__Directions for this task__. Each line of the material below that holds the word "description" needs to be copied.

Data records
═══

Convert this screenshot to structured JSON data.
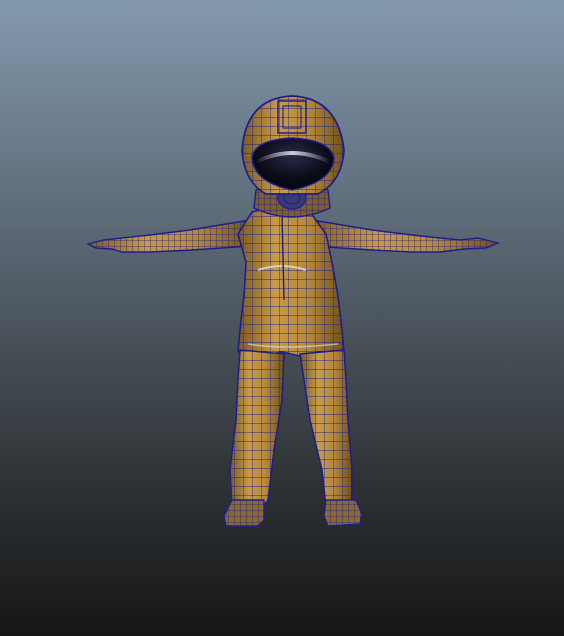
{
  "viewport": {
    "background_top": "#8399ad",
    "background_bottom": "#151617"
  },
  "model": {
    "surface_color": "#b58c3c",
    "wireframe_color": "#1c1e8e",
    "visor_color": "#0b0b18",
    "display_mode": "wireframe-on-shaded"
  }
}
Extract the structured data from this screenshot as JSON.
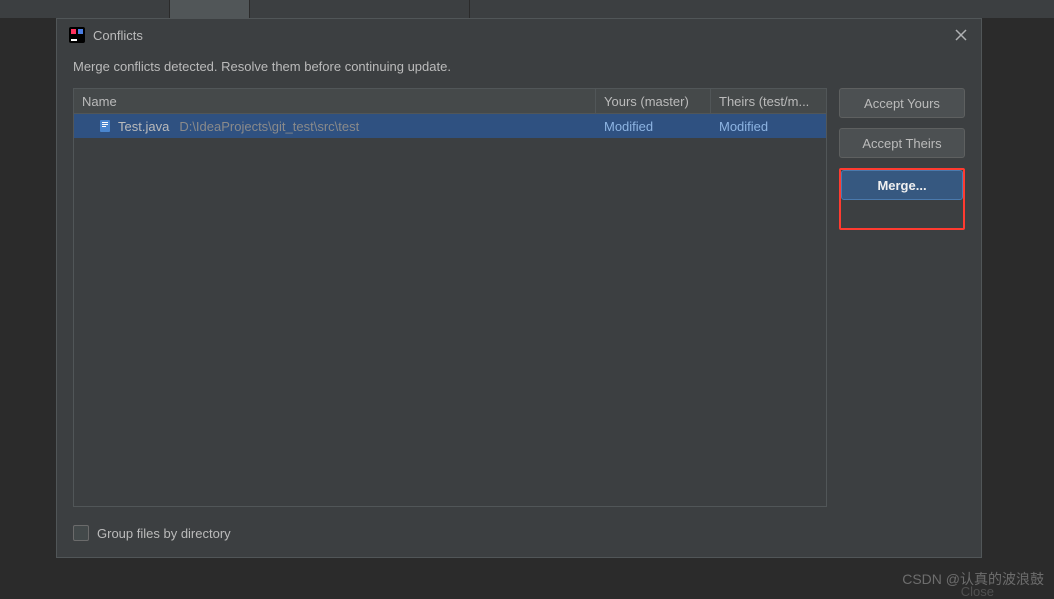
{
  "dialog": {
    "title": "Conflicts",
    "message": "Merge conflicts detected. Resolve them before continuing update."
  },
  "table": {
    "headers": {
      "name": "Name",
      "yours": "Yours (master)",
      "theirs": "Theirs (test/m..."
    },
    "rows": [
      {
        "filename": "Test.java",
        "path": "D:\\IdeaProjects\\git_test\\src\\test",
        "yours": "Modified",
        "theirs": "Modified"
      }
    ]
  },
  "buttons": {
    "accept_yours": "Accept Yours",
    "accept_theirs": "Accept Theirs",
    "merge": "Merge..."
  },
  "checkbox": {
    "group_files": "Group files by directory"
  },
  "watermark": "CSDN @认真的波浪鼓",
  "close_label": "Close"
}
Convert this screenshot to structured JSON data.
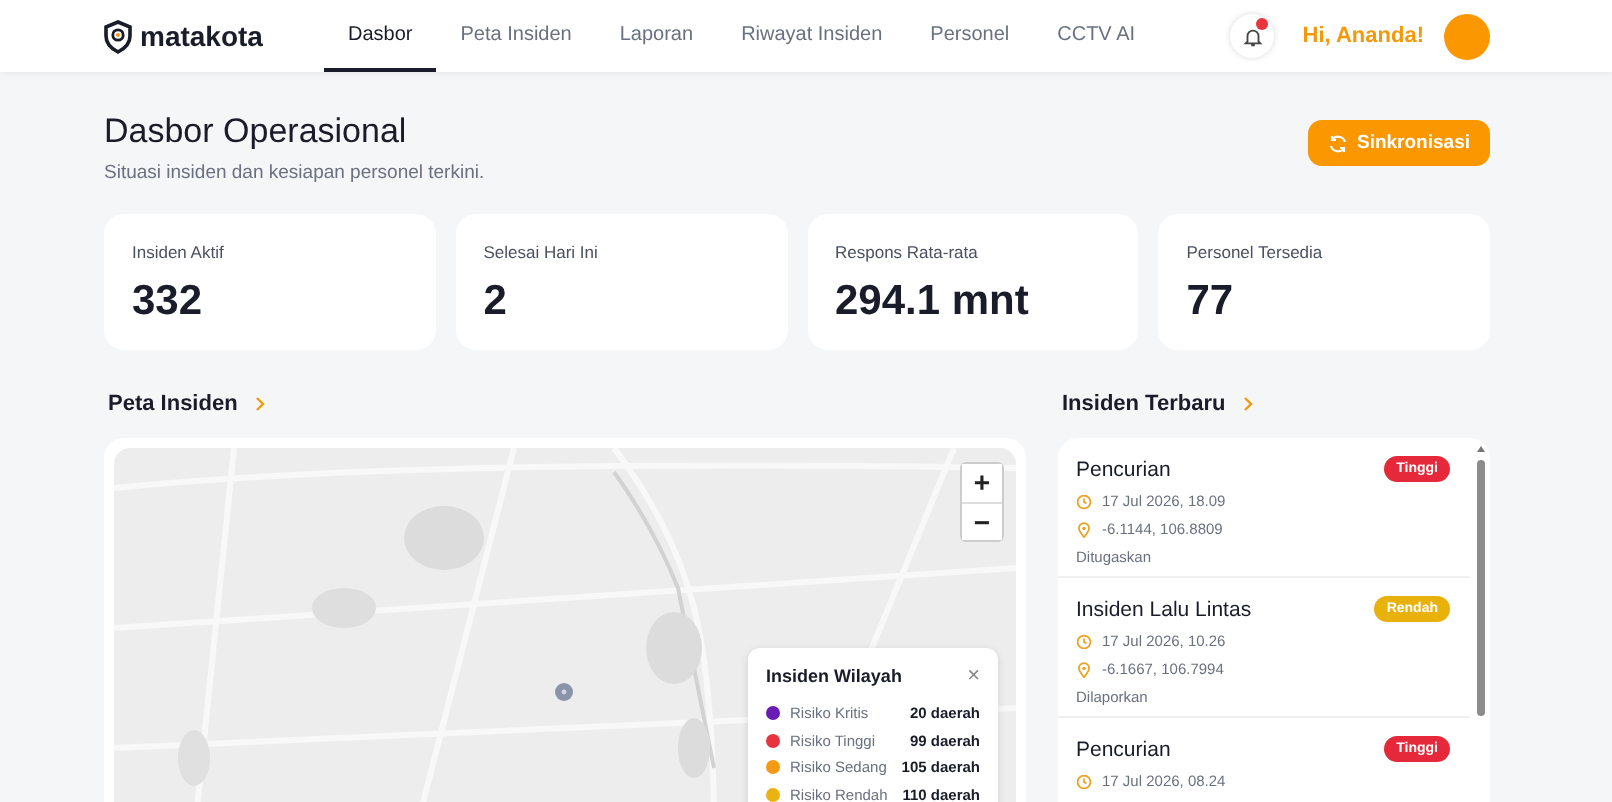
{
  "header": {
    "brand": "matakota",
    "nav": [
      {
        "label": "Dasbor",
        "selected": true
      },
      {
        "label": "Peta Insiden",
        "selected": false
      },
      {
        "label": "Laporan",
        "selected": false
      },
      {
        "label": "Riwayat Insiden",
        "selected": false
      },
      {
        "label": "Personel",
        "selected": false
      },
      {
        "label": "CCTV AI",
        "selected": false
      }
    ],
    "notification_unread": true,
    "greeting": "Hi, Ananda!"
  },
  "page": {
    "title": "Dasbor Operasional",
    "subtitle": "Situasi insiden dan kesiapan personel terkini.",
    "sync_button": "Sinkronisasi"
  },
  "stats": [
    {
      "label": "Insiden Aktif",
      "value": "332"
    },
    {
      "label": "Selesai Hari Ini",
      "value": "2"
    },
    {
      "label": "Respons Rata-rata",
      "value": "294.1 mnt"
    },
    {
      "label": "Personel Tersedia",
      "value": "77"
    }
  ],
  "map_section": {
    "title": "Peta Insiden",
    "zoom_in": "+",
    "zoom_out": "−",
    "legend": {
      "title": "Insiden Wilayah",
      "close": "×",
      "items": [
        {
          "label": "Risiko Kritis",
          "count": "20 daerah",
          "color": "#6a1bb5"
        },
        {
          "label": "Risiko Tinggi",
          "count": "99 daerah",
          "color": "#e8343f"
        },
        {
          "label": "Risiko Sedang",
          "count": "105 daerah",
          "color": "#f59a12"
        },
        {
          "label": "Risiko Rendah",
          "count": "110 daerah",
          "color": "#ebb312"
        }
      ]
    }
  },
  "recent_incidents": {
    "title": "Insiden Terbaru",
    "items": [
      {
        "title": "Pencurian",
        "badge": "Tinggi",
        "color": "#e5283a",
        "time": "17 Jul 2026, 18.09",
        "location": "-6.1144, 106.8809",
        "status": "Ditugaskan"
      },
      {
        "title": "Insiden Lalu Lintas",
        "badge": "Rendah",
        "color": "#e9b10c",
        "time": "17 Jul 2026, 10.26",
        "location": "-6.1667, 106.7994",
        "status": "Dilaporkan"
      },
      {
        "title": "Pencurian",
        "badge": "Tinggi",
        "color": "#e5283a",
        "time": "17 Jul 2026, 08.24"
      }
    ]
  }
}
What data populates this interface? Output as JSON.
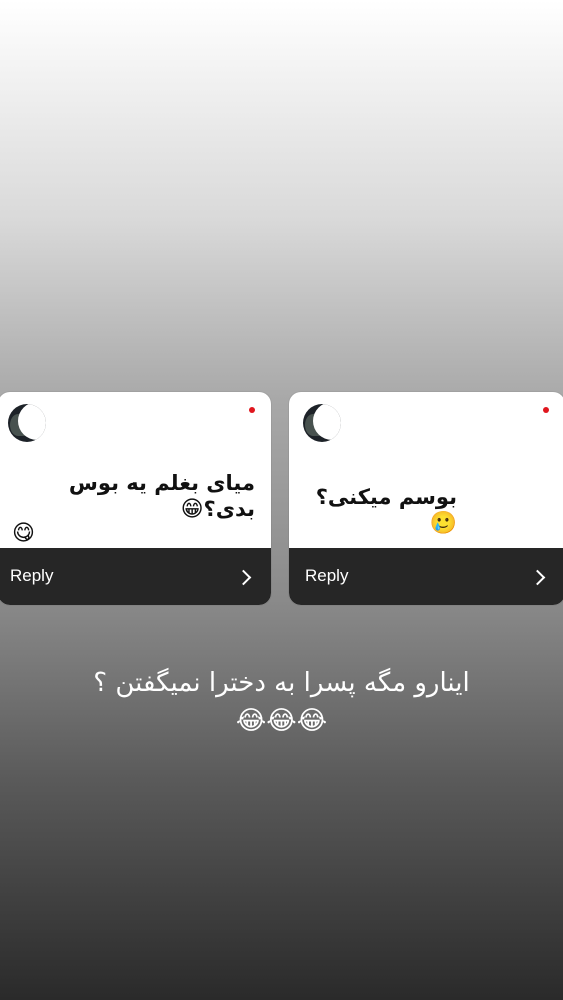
{
  "story": {
    "background_colors": [
      "#ffffff",
      "#a8a8a8",
      "#2a2a2a"
    ],
    "cards": [
      {
        "message": "میای بغلم یه بوس بدی؟",
        "emojis": [
          "😁",
          "😋"
        ],
        "reply_label": "Reply",
        "unread": true
      },
      {
        "message": "بوسم میکنی؟",
        "emojis": [
          "🥲"
        ],
        "reply_label": "Reply",
        "unread": true
      }
    ],
    "caption": {
      "text": "اینارو مگه پسرا به دخترا نمیگفتن ؟",
      "emojis": [
        "😂",
        "😂",
        "😂"
      ]
    },
    "accent_color": "#e0161e",
    "reply_bar_color": "#262626"
  }
}
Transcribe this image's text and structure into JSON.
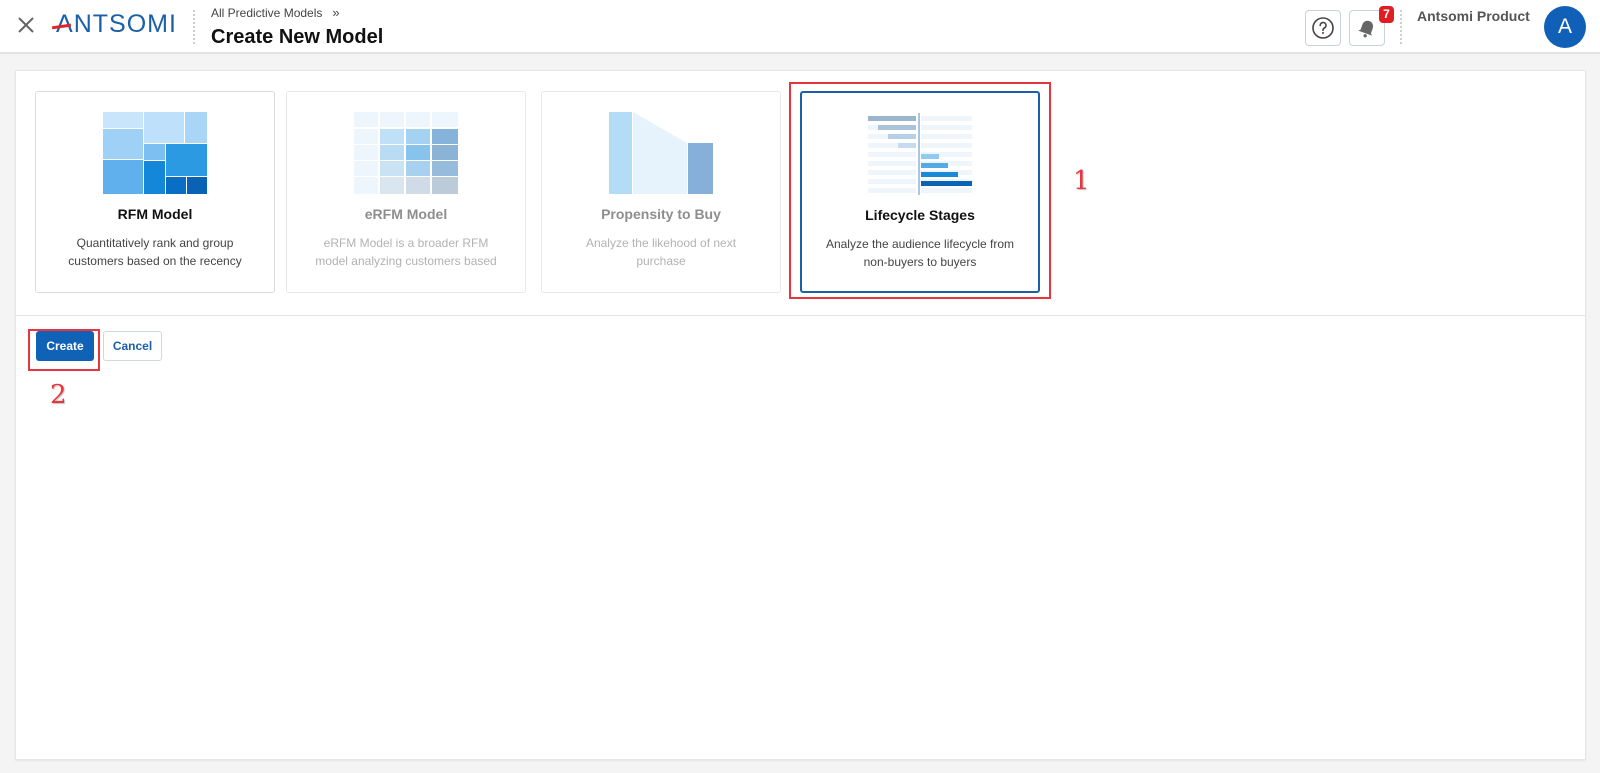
{
  "header": {
    "close_label": "close",
    "logo_text_a": "A",
    "logo_text_rest": "NTSOMI",
    "breadcrumb_parent": "All Predictive Models",
    "breadcrumb_sep": "»",
    "page_title": "Create New Model",
    "notification_count": "7",
    "user_name": "Antsomi Product",
    "avatar_initial": "A"
  },
  "cards": [
    {
      "title": "RFM Model",
      "description": "Quantitatively rank and group customers based on the recency",
      "state": "enabled",
      "icon": "rfm-treemap-icon"
    },
    {
      "title": "eRFM Model",
      "description": "eRFM Model is a broader RFM model analyzing customers based on their",
      "state": "disabled",
      "icon": "erfm-grid-icon"
    },
    {
      "title": "Propensity to Buy",
      "description": "Analyze the likehood of next purchase",
      "state": "disabled",
      "icon": "propensity-funnel-icon"
    },
    {
      "title": "Lifecycle Stages",
      "description": "Analyze the audience lifecycle from non-buyers to buyers",
      "state": "selected",
      "icon": "lifecycle-bars-icon"
    }
  ],
  "actions": {
    "create_label": "Create",
    "cancel_label": "Cancel"
  },
  "annotations": {
    "step1": "1",
    "step2": "2"
  },
  "colors": {
    "primary": "#1062b6",
    "annotation": "#e8343c",
    "badge": "#e11d24"
  }
}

═══

__Written answer__.
      "description": "Quantitatively rank and group customers based on the recency",
      "description": "eRFM Model is a broader RFM model analyzing customers based on their",
      "description": "Analyze the likehood of next purchase",
      "description": "Analyze the audience lifecycle from non-buyers to buyers",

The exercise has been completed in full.